SET PROBLEM: Output all lines exactly, with nothing added or dropped.

EXCERPTED DATA:
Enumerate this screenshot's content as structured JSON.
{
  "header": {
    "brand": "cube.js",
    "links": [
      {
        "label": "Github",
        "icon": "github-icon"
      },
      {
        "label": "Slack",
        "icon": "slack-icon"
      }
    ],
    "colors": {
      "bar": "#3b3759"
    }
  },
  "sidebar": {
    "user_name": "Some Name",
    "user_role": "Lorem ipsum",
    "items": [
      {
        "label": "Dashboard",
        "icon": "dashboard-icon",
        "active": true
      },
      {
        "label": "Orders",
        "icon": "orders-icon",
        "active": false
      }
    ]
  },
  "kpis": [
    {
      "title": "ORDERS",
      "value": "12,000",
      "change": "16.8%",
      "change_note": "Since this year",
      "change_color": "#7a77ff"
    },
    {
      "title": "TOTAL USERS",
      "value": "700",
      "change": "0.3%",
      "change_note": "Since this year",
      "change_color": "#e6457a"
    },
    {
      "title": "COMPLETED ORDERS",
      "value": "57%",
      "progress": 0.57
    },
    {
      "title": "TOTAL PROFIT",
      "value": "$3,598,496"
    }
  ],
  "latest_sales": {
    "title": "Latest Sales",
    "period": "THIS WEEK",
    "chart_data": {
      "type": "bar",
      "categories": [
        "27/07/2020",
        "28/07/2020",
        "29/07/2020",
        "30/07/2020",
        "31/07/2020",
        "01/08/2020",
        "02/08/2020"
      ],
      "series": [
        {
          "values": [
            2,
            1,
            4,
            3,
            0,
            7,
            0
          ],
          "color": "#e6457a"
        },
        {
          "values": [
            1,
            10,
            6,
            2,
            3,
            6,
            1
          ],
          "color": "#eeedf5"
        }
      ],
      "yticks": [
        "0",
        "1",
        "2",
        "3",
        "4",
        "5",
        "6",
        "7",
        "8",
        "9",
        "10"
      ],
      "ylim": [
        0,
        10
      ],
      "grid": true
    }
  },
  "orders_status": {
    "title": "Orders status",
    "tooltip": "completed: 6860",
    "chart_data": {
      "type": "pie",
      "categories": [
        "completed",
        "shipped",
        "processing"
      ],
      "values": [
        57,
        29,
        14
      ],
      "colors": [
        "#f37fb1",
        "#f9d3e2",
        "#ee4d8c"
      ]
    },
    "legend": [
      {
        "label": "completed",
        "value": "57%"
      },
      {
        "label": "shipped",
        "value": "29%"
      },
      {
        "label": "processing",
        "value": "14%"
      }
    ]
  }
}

TASK RESPONSE:
Enumerate this screenshot's content as structured JSON.
{
  "header": {
    "brand": "cube.js",
    "links": [
      {
        "label": "Github",
        "icon": "github-icon"
      },
      {
        "label": "Slack",
        "icon": "slack-icon"
      }
    ],
    "colors": {
      "bar": "#3b3759"
    }
  },
  "sidebar": {
    "user_name": "Some Name",
    "user_role": "Lorem ipsum",
    "items": [
      {
        "label": "Dashboard",
        "icon": "dashboard-icon",
        "active": true
      },
      {
        "label": "Orders",
        "icon": "orders-icon",
        "active": false
      }
    ]
  },
  "kpis": [
    {
      "title": "ORDERS",
      "value": "12,000",
      "change": "16.8%",
      "change_note": "Since this year",
      "change_color": "#7a77ff"
    },
    {
      "title": "TOTAL USERS",
      "value": "700",
      "change": "0.3%",
      "change_note": "Since this year",
      "change_color": "#e6457a"
    },
    {
      "title": "COMPLETED ORDERS",
      "value": "57%",
      "progress": 0.57
    },
    {
      "title": "TOTAL PROFIT",
      "value": "$3,598,496"
    }
  ],
  "latest_sales": {
    "title": "Latest Sales",
    "period": "THIS WEEK",
    "chart_data": {
      "type": "bar",
      "categories": [
        "27/07/2020",
        "28/07/2020",
        "29/07/2020",
        "30/07/2020",
        "31/07/2020",
        "01/08/2020",
        "02/08/2020"
      ],
      "series": [
        {
          "values": [
            2,
            1,
            4,
            3,
            0,
            7,
            0
          ],
          "color": "#e6457a"
        },
        {
          "values": [
            1,
            10,
            6,
            2,
            3,
            6,
            1
          ],
          "color": "#eeedf5"
        }
      ],
      "yticks": [
        "0",
        "1",
        "2",
        "3",
        "4",
        "5",
        "6",
        "7",
        "8",
        "9",
        "10"
      ],
      "ylim": [
        0,
        10
      ],
      "grid": true
    }
  },
  "orders_status": {
    "title": "Orders status",
    "tooltip": "completed: 6860",
    "chart_data": {
      "type": "pie",
      "categories": [
        "completed",
        "shipped",
        "processing"
      ],
      "values": [
        57,
        29,
        14
      ],
      "colors": [
        "#f37fb1",
        "#f9d3e2",
        "#ee4d8c"
      ]
    },
    "legend": [
      {
        "label": "completed",
        "value": "57%"
      },
      {
        "label": "shipped",
        "value": "29%"
      },
      {
        "label": "processing",
        "value": "14%"
      }
    ]
  }
}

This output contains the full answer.